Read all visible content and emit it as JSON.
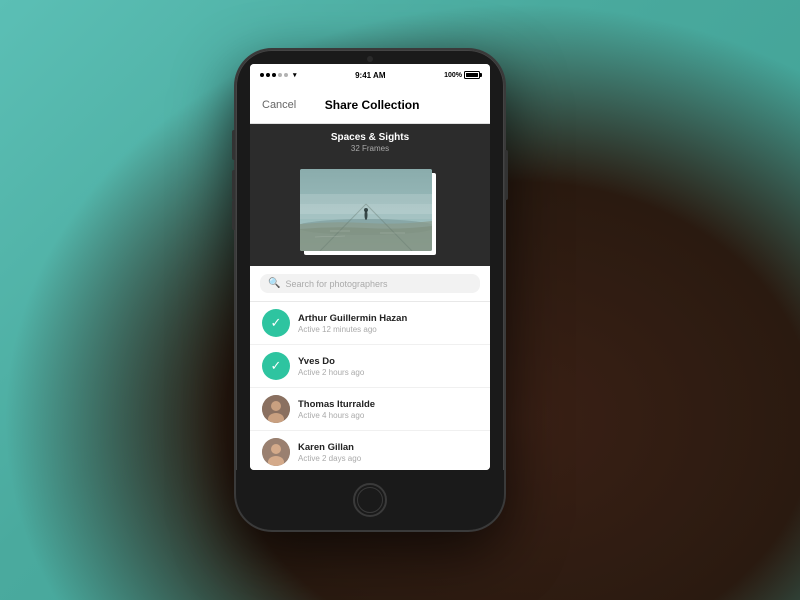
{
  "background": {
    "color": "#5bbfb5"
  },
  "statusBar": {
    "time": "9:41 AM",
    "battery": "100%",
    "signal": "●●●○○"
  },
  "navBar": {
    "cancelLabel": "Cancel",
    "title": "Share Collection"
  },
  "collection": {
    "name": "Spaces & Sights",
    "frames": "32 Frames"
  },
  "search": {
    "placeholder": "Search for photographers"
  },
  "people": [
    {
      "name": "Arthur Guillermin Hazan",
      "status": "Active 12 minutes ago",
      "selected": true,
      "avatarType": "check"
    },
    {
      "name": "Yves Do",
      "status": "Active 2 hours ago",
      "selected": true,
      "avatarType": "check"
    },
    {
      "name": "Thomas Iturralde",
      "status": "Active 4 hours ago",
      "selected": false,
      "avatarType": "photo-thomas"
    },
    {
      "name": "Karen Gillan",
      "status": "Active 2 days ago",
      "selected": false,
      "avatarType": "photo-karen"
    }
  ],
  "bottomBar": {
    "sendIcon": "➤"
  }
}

----

* _Task statement_
Replicate the material above verbatim; images stay out of the copy.

* _Solution to the exercise_
Read all visible content and emit it as JSON.
{
  "background": {
    "color": "#5bbfb5"
  },
  "statusBar": {
    "time": "9:41 AM",
    "battery": "100%",
    "signal": "●●●○○"
  },
  "navBar": {
    "cancelLabel": "Cancel",
    "title": "Share Collection"
  },
  "collection": {
    "name": "Spaces & Sights",
    "frames": "32 Frames"
  },
  "search": {
    "placeholder": "Search for photographers"
  },
  "people": [
    {
      "name": "Arthur Guillermin Hazan",
      "status": "Active 12 minutes ago",
      "selected": true,
      "avatarType": "check"
    },
    {
      "name": "Yves Do",
      "status": "Active 2 hours ago",
      "selected": true,
      "avatarType": "check"
    },
    {
      "name": "Thomas Iturralde",
      "status": "Active 4 hours ago",
      "selected": false,
      "avatarType": "photo-thomas"
    },
    {
      "name": "Karen Gillan",
      "status": "Active 2 days ago",
      "selected": false,
      "avatarType": "photo-karen"
    }
  ],
  "bottomBar": {
    "sendIcon": "➤"
  }
}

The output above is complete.